### Given instruction
Pick out all lines in the listing holding the string "Kontiolahdella" and copy them.

* Begin Dataset excerpts *

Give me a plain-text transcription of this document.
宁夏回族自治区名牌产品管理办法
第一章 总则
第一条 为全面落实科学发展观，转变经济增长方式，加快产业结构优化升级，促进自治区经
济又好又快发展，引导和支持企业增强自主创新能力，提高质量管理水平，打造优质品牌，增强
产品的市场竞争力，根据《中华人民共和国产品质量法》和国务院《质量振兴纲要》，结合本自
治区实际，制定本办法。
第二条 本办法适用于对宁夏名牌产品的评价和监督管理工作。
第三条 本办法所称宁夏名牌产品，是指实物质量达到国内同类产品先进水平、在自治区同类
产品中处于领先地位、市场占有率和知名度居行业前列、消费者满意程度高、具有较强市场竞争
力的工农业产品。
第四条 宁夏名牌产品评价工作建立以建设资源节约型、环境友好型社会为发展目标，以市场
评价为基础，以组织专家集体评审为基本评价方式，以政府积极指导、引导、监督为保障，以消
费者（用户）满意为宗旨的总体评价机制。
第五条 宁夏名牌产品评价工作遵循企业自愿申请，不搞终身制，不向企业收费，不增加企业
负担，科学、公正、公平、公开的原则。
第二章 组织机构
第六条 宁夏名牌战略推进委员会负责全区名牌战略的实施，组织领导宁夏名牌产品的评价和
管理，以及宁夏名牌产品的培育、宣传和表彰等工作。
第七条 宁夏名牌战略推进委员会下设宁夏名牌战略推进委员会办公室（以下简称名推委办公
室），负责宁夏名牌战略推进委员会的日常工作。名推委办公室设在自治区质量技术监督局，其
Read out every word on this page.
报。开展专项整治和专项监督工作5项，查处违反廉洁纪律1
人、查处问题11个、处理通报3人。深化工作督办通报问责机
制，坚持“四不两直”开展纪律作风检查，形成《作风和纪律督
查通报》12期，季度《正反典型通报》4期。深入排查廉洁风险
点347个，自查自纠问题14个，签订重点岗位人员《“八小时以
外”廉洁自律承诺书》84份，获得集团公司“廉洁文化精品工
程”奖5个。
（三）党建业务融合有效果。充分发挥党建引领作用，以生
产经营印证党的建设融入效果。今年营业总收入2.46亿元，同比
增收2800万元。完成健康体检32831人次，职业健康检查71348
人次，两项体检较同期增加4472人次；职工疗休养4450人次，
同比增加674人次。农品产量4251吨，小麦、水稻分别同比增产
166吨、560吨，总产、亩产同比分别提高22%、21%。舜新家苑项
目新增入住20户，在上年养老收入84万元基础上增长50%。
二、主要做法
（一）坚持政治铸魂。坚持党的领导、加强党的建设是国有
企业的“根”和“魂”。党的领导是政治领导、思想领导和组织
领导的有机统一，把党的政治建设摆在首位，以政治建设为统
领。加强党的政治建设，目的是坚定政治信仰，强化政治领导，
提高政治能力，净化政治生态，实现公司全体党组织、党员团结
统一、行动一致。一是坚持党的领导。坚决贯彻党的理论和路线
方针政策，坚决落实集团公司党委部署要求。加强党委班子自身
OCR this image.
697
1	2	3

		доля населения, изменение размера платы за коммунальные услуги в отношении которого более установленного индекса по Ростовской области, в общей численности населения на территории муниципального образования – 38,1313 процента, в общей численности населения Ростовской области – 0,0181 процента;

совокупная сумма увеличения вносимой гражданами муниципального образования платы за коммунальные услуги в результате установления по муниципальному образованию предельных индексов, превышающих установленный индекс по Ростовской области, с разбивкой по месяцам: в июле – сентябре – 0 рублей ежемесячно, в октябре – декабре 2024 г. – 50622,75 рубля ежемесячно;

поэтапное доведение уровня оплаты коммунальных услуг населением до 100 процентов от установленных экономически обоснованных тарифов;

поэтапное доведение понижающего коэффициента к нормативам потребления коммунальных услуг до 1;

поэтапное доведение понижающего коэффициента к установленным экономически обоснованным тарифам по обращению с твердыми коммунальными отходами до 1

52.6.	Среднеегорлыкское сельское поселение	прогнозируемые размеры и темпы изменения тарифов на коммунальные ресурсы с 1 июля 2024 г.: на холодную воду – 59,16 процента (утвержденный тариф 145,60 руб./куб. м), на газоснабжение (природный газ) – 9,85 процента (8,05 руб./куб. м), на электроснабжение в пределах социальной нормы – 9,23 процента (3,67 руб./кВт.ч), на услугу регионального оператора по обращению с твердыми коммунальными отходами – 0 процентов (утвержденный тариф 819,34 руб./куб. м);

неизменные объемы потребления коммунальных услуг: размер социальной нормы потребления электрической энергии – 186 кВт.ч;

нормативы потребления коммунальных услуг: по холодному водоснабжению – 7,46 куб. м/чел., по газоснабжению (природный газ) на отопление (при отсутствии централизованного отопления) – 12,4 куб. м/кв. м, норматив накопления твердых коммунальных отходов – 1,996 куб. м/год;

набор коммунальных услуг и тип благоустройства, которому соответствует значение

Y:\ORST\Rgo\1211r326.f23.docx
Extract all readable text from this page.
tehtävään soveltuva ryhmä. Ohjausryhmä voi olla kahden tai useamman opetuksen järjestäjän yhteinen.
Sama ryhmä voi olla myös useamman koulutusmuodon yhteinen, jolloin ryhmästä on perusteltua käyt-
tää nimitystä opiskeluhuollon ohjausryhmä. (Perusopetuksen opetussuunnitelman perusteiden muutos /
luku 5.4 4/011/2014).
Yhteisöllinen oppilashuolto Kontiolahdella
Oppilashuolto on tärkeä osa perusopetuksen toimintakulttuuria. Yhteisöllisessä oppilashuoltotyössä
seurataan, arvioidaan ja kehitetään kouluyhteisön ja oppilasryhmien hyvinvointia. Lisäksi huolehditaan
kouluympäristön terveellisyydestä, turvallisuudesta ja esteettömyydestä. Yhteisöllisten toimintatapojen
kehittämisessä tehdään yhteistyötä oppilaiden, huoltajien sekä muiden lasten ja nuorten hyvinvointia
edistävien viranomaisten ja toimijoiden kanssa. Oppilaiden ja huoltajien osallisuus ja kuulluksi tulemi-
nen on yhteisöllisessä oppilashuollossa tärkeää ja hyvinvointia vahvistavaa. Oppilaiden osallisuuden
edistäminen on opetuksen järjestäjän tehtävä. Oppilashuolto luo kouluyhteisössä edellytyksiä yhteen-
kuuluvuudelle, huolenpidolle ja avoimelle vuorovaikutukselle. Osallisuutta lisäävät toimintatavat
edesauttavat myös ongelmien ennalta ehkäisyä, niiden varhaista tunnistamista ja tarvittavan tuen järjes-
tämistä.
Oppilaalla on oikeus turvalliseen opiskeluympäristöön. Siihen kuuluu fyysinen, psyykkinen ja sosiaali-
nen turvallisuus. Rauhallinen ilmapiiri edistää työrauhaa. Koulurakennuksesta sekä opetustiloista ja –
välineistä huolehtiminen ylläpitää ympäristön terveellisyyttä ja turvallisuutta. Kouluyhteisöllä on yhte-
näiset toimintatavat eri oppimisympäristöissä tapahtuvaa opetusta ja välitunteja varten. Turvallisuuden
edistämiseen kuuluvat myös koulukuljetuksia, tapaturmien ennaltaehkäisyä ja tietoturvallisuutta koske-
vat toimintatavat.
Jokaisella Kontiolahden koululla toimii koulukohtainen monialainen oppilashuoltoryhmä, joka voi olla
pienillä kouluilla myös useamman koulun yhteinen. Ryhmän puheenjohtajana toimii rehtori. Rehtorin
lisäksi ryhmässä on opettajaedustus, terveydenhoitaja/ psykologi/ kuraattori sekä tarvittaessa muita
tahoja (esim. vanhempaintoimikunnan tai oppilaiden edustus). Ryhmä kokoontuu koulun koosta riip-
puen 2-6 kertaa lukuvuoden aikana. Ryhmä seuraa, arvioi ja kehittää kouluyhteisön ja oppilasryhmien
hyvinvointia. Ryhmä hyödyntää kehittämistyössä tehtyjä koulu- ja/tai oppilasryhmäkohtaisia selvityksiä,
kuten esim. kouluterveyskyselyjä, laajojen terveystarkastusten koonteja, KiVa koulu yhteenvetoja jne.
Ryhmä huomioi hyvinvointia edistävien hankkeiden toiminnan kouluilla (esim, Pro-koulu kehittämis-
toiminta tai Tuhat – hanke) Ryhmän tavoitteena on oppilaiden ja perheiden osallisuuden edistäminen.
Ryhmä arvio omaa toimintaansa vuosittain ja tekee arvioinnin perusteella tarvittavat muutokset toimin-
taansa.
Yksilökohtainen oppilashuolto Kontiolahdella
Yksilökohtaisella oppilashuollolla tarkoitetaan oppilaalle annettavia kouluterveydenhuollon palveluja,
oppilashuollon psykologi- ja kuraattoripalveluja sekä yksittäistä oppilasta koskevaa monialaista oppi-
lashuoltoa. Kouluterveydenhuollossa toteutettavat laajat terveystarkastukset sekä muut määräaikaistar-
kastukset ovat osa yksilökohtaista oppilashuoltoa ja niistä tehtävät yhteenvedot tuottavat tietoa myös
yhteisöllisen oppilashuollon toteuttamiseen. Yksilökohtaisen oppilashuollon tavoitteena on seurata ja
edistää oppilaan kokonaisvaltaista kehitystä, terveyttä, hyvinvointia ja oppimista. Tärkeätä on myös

* End Dataset excerpts *

### Answer to this task
Yhteisöllinen oppilashuolto Kontiolahdella
Yksilökohtainen oppilashuolto Kontiolahdella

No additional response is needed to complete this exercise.